# [Required task]
Copy out all the records, word for word.

# [Entries]
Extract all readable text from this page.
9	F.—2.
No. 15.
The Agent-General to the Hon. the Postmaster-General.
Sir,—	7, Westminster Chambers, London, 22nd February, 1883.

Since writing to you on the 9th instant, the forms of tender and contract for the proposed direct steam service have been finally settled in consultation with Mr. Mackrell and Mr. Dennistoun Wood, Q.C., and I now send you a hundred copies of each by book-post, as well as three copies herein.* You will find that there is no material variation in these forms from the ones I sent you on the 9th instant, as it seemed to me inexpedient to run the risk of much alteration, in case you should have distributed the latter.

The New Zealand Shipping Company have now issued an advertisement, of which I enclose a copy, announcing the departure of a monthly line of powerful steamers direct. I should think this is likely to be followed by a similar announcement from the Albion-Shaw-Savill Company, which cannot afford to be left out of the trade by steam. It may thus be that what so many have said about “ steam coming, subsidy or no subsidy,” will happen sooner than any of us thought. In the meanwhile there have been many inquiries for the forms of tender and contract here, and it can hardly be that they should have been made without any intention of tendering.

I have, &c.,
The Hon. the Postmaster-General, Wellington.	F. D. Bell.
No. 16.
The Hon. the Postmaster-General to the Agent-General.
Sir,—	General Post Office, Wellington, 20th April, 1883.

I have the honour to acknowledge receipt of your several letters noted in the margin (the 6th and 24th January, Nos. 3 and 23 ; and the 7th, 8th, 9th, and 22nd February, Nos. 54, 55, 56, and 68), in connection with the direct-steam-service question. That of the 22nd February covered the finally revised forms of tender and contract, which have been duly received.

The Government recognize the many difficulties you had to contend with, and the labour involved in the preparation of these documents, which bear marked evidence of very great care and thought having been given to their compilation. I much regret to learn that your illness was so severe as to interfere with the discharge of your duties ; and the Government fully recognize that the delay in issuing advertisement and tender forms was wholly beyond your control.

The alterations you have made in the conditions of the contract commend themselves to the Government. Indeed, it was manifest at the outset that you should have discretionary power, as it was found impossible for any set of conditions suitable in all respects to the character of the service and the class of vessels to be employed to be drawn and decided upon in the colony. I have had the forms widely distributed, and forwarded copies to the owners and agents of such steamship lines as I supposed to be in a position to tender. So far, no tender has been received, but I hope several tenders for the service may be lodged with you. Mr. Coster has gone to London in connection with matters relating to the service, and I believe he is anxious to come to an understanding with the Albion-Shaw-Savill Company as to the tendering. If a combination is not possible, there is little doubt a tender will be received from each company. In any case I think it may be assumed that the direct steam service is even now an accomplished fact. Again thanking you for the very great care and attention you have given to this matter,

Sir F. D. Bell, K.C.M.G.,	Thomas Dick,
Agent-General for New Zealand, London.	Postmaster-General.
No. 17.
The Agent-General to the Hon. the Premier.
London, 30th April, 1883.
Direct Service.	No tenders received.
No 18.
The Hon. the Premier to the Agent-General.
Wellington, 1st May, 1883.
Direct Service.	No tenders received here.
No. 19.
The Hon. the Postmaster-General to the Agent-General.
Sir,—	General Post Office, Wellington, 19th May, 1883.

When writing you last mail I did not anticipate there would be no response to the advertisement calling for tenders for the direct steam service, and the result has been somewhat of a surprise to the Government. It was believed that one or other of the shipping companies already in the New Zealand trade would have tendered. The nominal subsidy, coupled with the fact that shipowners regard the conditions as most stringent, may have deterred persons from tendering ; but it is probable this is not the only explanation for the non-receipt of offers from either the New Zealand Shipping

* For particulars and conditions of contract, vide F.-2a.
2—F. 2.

# [Result of the task]
Extract all readable text from this page.
9	F.—2.
No. 15.
The Agent-General to the Hon. the Postmaster-General.
Sir,—	7, Westminster Chambers, London, 22nd February, 1883.

Since writing to you on the 9th instant, the forms of tender and contract for the proposed direct steam service have been finally settled in consultation with Mr. Mackrell and Mr. Dennistoun Wood, Q.C., and I now send you a hundred copies of each by book-post, as well as three copies herein.* You will find that there is no material variation in these forms from the ones I sent you on the 9th instant, as it seemed to me inexpedient to run the risk of much alteration, in case you should have distributed the latter.

The New Zealand Shipping Company have now issued an advertisement, of which I enclose a copy, announcing the departure of a monthly line of powerful steamers direct. I should think this is likely to be followed by a similar announcement from the Albion-Shaw-Savill Company, which cannot afford to be left out of the trade by steam. It may thus be that what so many have said about “ steam coming, subsidy or no subsidy,” will happen sooner than any of us thought. In the meanwhile there have been many inquiries for the forms of tender and contract here, and it can hardly be that they should have been made without any intention of tendering.

I have, &c.,
The Hon. the Postmaster-General, Wellington.	F. D. Bell.
No. 16.
The Hon. the Postmaster-General to the Agent-General.
Sir,—	General Post Office, Wellington, 20th April, 1883.

I have the honour to acknowledge receipt of your several letters noted in the margin (the 6th and 24th January, Nos. 3 and 23 ; and the 7th, 8th, 9th, and 22nd February, Nos. 54, 55, 56, and 68), in connection with the direct-steam-service question. That of the 22nd February covered the finally revised forms of tender and contract, which have been duly received.

The Government recognize the many difficulties you had to contend with, and the labour involved in the preparation of these documents, which bear marked evidence of very great care and thought having been given to their compilation. I much regret to learn that your illness was so severe as to interfere with the discharge of your duties ; and the Government fully recognize that the delay in issuing advertisement and tender forms was wholly beyond your control.

The alterations you have made in the conditions of the contract commend themselves to the Government. Indeed, it was manifest at the outset that you should have discretionary power, as it was found impossible for any set of conditions suitable in all respects to the character of the service and the class of vessels to be employed to be drawn and decided upon in the colony. I have had the forms widely distributed, and forwarded copies to the owners and agents of such steamship lines as I supposed to be in a position to tender. So far, no tender has been received, but I hope several tenders for the service may be lodged with you. Mr. Coster has gone to London in connection with matters relating to the service, and I believe he is anxious to come to an understanding with the Albion-Shaw-Savill Company as to the tendering. If a combination is not possible, there is little doubt a tender will be received from each company. In any case I think it may be assumed that the direct steam service is even now an accomplished fact. Again thanking you for the very great care and attention you have given to this matter,

Sir F. D. Bell, K.C.M.G.,	Thomas Dick,
Agent-General for New Zealand, London.	Postmaster-General.
No. 17.
The Agent-General to the Hon. the Premier.
London, 30th April, 1883.
Direct Service.	No tenders received.
No 18.
The Hon. the Premier to the Agent-General.
Wellington, 1st May, 1883.
Direct Service.	No tenders received here.
No. 19.
The Hon. the Postmaster-General to the Agent-General.
Sir,—	General Post Office, Wellington, 19th May, 1883.

When writing you last mail I did not anticipate there would be no response to the advertisement calling for tenders for the direct steam service, and the result has been somewhat of a surprise to the Government. It was believed that one or other of the shipping companies already in the New Zealand trade would have tendered. The nominal subsidy, coupled with the fact that shipowners regard the conditions as most stringent, may have deterred persons from tendering ; but it is probable this is not the only explanation for the non-receipt of offers from either the New Zealand Shipping

* For particulars and conditions of contract, vide F.-2a.
2—F. 2.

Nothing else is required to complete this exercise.